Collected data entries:
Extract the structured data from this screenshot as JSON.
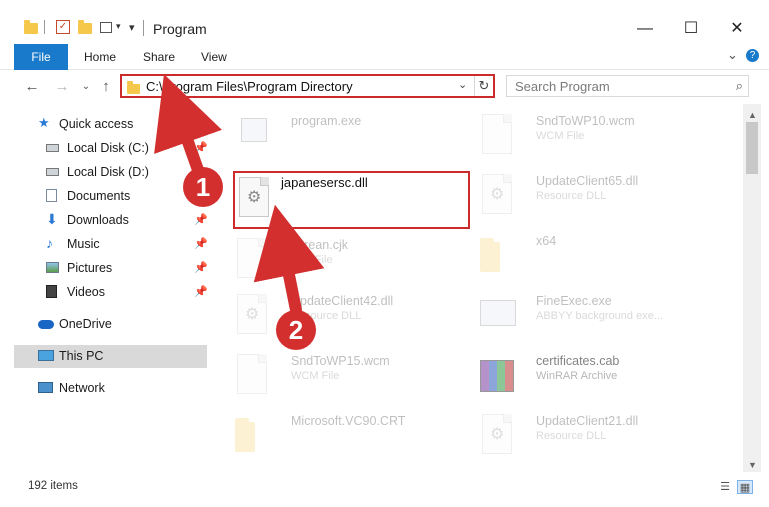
{
  "window": {
    "title": "Program",
    "minimize_icon": "minimize-icon",
    "maximize_icon": "maximize-icon",
    "close_icon": "close-icon"
  },
  "ribbon": {
    "tabs": [
      "File",
      "Home",
      "Share",
      "View"
    ],
    "expand_icon": "chevron-down-icon",
    "help_icon": "help-icon"
  },
  "address": {
    "path": "C:\\Program Files\\Program Directory",
    "search_placeholder": "Search Program"
  },
  "sidebar": {
    "items": [
      {
        "label": "Quick access",
        "icon": "star-icon",
        "pinned": false
      },
      {
        "label": "Local Disk (C:)",
        "icon": "drive-icon",
        "pinned": true
      },
      {
        "label": "Local Disk (D:)",
        "icon": "drive-icon",
        "pinned": false
      },
      {
        "label": "Documents",
        "icon": "documents-icon",
        "pinned": false
      },
      {
        "label": "Downloads",
        "icon": "downloads-icon",
        "pinned": true
      },
      {
        "label": "Music",
        "icon": "music-icon",
        "pinned": true
      },
      {
        "label": "Pictures",
        "icon": "pictures-icon",
        "pinned": true
      },
      {
        "label": "Videos",
        "icon": "videos-icon",
        "pinned": true
      },
      {
        "label": "OneDrive",
        "icon": "cloud-icon",
        "pinned": false
      },
      {
        "label": "This PC",
        "icon": "computer-icon",
        "pinned": false,
        "selected": true
      },
      {
        "label": "Network",
        "icon": "network-icon",
        "pinned": false
      }
    ]
  },
  "files": {
    "left": [
      {
        "name": "program.exe",
        "sub": ""
      },
      {
        "name": "japanesersc.dll",
        "sub": "",
        "highlighted": true
      },
      {
        "name": "korean.cjk",
        "sub": "CJK File"
      },
      {
        "name": "UpdateClient42.dll",
        "sub": "Resource DLL"
      },
      {
        "name": "SndToWP15.wcm",
        "sub": "WCM File"
      },
      {
        "name": "Microsoft.VC90.CRT",
        "sub": ""
      }
    ],
    "right": [
      {
        "name": "SndToWP10.wcm",
        "sub": "WCM File"
      },
      {
        "name": "UpdateClient65.dll",
        "sub": "Resource DLL"
      },
      {
        "name": "x64",
        "sub": ""
      },
      {
        "name": "FineExec.exe",
        "sub": "ABBYY background exe..."
      },
      {
        "name": "certificates.cab",
        "sub": "WinRAR Archive"
      },
      {
        "name": "UpdateClient21.dll",
        "sub": "Resource DLL"
      }
    ]
  },
  "status": {
    "items_text": "192 items"
  },
  "annotations": {
    "step1": "1",
    "step2": "2",
    "color": "#d32f2f"
  }
}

Short problem: Retype all of the entries exactly as written, leaving out any images.

Written response:
Extract the structured data from this screenshot as JSON.
{
  "window": {
    "title": "Program",
    "minimize_icon": "minimize-icon",
    "maximize_icon": "maximize-icon",
    "close_icon": "close-icon"
  },
  "ribbon": {
    "tabs": [
      "File",
      "Home",
      "Share",
      "View"
    ],
    "expand_icon": "chevron-down-icon",
    "help_icon": "help-icon"
  },
  "address": {
    "path": "C:\\Program Files\\Program Directory",
    "search_placeholder": "Search Program"
  },
  "sidebar": {
    "items": [
      {
        "label": "Quick access",
        "icon": "star-icon",
        "pinned": false
      },
      {
        "label": "Local Disk (C:)",
        "icon": "drive-icon",
        "pinned": true
      },
      {
        "label": "Local Disk (D:)",
        "icon": "drive-icon",
        "pinned": false
      },
      {
        "label": "Documents",
        "icon": "documents-icon",
        "pinned": false
      },
      {
        "label": "Downloads",
        "icon": "downloads-icon",
        "pinned": true
      },
      {
        "label": "Music",
        "icon": "music-icon",
        "pinned": true
      },
      {
        "label": "Pictures",
        "icon": "pictures-icon",
        "pinned": true
      },
      {
        "label": "Videos",
        "icon": "videos-icon",
        "pinned": true
      },
      {
        "label": "OneDrive",
        "icon": "cloud-icon",
        "pinned": false
      },
      {
        "label": "This PC",
        "icon": "computer-icon",
        "pinned": false,
        "selected": true
      },
      {
        "label": "Network",
        "icon": "network-icon",
        "pinned": false
      }
    ]
  },
  "files": {
    "left": [
      {
        "name": "program.exe",
        "sub": ""
      },
      {
        "name": "japanesersc.dll",
        "sub": "",
        "highlighted": true
      },
      {
        "name": "korean.cjk",
        "sub": "CJK File"
      },
      {
        "name": "UpdateClient42.dll",
        "sub": "Resource DLL"
      },
      {
        "name": "SndToWP15.wcm",
        "sub": "WCM File"
      },
      {
        "name": "Microsoft.VC90.CRT",
        "sub": ""
      }
    ],
    "right": [
      {
        "name": "SndToWP10.wcm",
        "sub": "WCM File"
      },
      {
        "name": "UpdateClient65.dll",
        "sub": "Resource DLL"
      },
      {
        "name": "x64",
        "sub": ""
      },
      {
        "name": "FineExec.exe",
        "sub": "ABBYY background exe..."
      },
      {
        "name": "certificates.cab",
        "sub": "WinRAR Archive"
      },
      {
        "name": "UpdateClient21.dll",
        "sub": "Resource DLL"
      }
    ]
  },
  "status": {
    "items_text": "192 items"
  },
  "annotations": {
    "step1": "1",
    "step2": "2",
    "color": "#d32f2f"
  }
}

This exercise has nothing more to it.